§ Problem description:
Go through the records underneath and write each one out again exactly.

[Figure content listings]
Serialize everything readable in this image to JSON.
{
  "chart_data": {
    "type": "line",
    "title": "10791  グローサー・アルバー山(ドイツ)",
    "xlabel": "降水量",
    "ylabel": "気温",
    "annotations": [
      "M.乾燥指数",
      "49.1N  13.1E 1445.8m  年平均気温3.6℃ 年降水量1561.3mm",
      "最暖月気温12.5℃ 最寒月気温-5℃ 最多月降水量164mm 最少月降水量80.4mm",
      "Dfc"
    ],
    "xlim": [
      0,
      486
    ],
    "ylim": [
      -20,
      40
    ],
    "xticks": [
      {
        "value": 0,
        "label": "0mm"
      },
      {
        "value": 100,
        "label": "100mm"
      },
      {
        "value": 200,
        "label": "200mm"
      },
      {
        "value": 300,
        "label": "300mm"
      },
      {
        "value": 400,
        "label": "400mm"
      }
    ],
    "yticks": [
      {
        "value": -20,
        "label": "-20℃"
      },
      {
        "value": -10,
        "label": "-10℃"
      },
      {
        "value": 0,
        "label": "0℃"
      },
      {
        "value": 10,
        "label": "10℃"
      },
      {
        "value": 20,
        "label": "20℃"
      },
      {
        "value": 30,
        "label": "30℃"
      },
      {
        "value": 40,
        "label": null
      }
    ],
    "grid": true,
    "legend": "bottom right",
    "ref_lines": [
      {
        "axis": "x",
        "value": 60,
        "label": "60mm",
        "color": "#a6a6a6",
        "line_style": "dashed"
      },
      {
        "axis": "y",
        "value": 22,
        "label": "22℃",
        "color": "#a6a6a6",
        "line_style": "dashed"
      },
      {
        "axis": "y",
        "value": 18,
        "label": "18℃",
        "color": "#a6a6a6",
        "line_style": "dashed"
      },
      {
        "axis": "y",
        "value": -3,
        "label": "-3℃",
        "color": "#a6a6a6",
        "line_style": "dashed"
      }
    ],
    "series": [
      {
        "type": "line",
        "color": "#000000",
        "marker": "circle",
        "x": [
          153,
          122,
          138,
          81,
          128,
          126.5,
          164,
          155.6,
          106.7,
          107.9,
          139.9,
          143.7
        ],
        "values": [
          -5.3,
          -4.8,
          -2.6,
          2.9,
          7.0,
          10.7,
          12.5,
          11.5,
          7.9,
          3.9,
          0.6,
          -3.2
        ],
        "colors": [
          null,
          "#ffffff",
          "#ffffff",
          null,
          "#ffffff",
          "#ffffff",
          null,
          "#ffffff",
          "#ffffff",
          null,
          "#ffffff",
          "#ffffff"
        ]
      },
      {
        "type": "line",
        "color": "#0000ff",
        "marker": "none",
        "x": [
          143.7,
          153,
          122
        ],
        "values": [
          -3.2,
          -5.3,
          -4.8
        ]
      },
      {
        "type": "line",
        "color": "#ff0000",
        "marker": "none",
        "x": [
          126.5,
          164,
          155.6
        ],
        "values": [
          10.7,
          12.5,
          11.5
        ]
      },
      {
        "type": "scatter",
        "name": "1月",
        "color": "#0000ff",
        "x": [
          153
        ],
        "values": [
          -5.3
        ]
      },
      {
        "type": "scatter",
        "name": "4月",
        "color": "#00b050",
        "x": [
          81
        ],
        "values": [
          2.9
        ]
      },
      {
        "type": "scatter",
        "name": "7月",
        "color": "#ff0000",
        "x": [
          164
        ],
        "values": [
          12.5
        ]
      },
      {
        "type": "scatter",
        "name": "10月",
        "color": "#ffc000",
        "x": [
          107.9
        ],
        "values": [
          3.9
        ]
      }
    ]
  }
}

§ Exercise output:
Serialize everything readable in this image to JSON.
{
  "chart_data": {
    "type": "line",
    "title": "10791  グローサー・アルバー山(ドイツ)",
    "xlabel": "降水量",
    "ylabel": "気温",
    "annotations": [
      "M.乾燥指数",
      "49.1N  13.1E 1445.8m  年平均気温3.6℃ 年降水量1561.3mm",
      "最暖月気温12.5℃ 最寒月気温-5℃ 最多月降水量164mm 最少月降水量80.4mm",
      "Dfc"
    ],
    "xlim": [
      0,
      486
    ],
    "ylim": [
      -20,
      40
    ],
    "xticks": [
      {
        "value": 0,
        "label": "0mm"
      },
      {
        "value": 100,
        "label": "100mm"
      },
      {
        "value": 200,
        "label": "200mm"
      },
      {
        "value": 300,
        "label": "300mm"
      },
      {
        "value": 400,
        "label": "400mm"
      }
    ],
    "yticks": [
      {
        "value": -20,
        "label": "-20℃"
      },
      {
        "value": -10,
        "label": "-10℃"
      },
      {
        "value": 0,
        "label": "0℃"
      },
      {
        "value": 10,
        "label": "10℃"
      },
      {
        "value": 20,
        "label": "20℃"
      },
      {
        "value": 30,
        "label": "30℃"
      },
      {
        "value": 40,
        "label": null
      }
    ],
    "grid": true,
    "legend": "bottom right",
    "ref_lines": [
      {
        "axis": "x",
        "value": 60,
        "label": "60mm",
        "color": "#a6a6a6",
        "line_style": "dashed"
      },
      {
        "axis": "y",
        "value": 22,
        "label": "22℃",
        "color": "#a6a6a6",
        "line_style": "dashed"
      },
      {
        "axis": "y",
        "value": 18,
        "label": "18℃",
        "color": "#a6a6a6",
        "line_style": "dashed"
      },
      {
        "axis": "y",
        "value": -3,
        "label": "-3℃",
        "color": "#a6a6a6",
        "line_style": "dashed"
      }
    ],
    "series": [
      {
        "type": "line",
        "color": "#000000",
        "marker": "circle",
        "x": [
          153,
          122,
          138,
          81,
          128,
          126.5,
          164,
          155.6,
          106.7,
          107.9,
          139.9,
          143.7
        ],
        "values": [
          -5.3,
          -4.8,
          -2.6,
          2.9,
          7.0,
          10.7,
          12.5,
          11.5,
          7.9,
          3.9,
          0.6,
          -3.2
        ],
        "colors": [
          null,
          "#ffffff",
          "#ffffff",
          null,
          "#ffffff",
          "#ffffff",
          null,
          "#ffffff",
          "#ffffff",
          null,
          "#ffffff",
          "#ffffff"
        ]
      },
      {
        "type": "line",
        "color": "#0000ff",
        "marker": "none",
        "x": [
          143.7,
          153,
          122
        ],
        "values": [
          -3.2,
          -5.3,
          -4.8
        ]
      },
      {
        "type": "line",
        "color": "#ff0000",
        "marker": "none",
        "x": [
          126.5,
          164,
          155.6
        ],
        "values": [
          10.7,
          12.5,
          11.5
        ]
      },
      {
        "type": "scatter",
        "name": "1月",
        "color": "#0000ff",
        "x": [
          153
        ],
        "values": [
          -5.3
        ]
      },
      {
        "type": "scatter",
        "name": "4月",
        "color": "#00b050",
        "x": [
          81
        ],
        "values": [
          2.9
        ]
      },
      {
        "type": "scatter",
        "name": "7月",
        "color": "#ff0000",
        "x": [
          164
        ],
        "values": [
          12.5
        ]
      },
      {
        "type": "scatter",
        "name": "10月",
        "color": "#ffc000",
        "x": [
          107.9
        ],
        "values": [
          3.9
        ]
      }
    ]
  }
}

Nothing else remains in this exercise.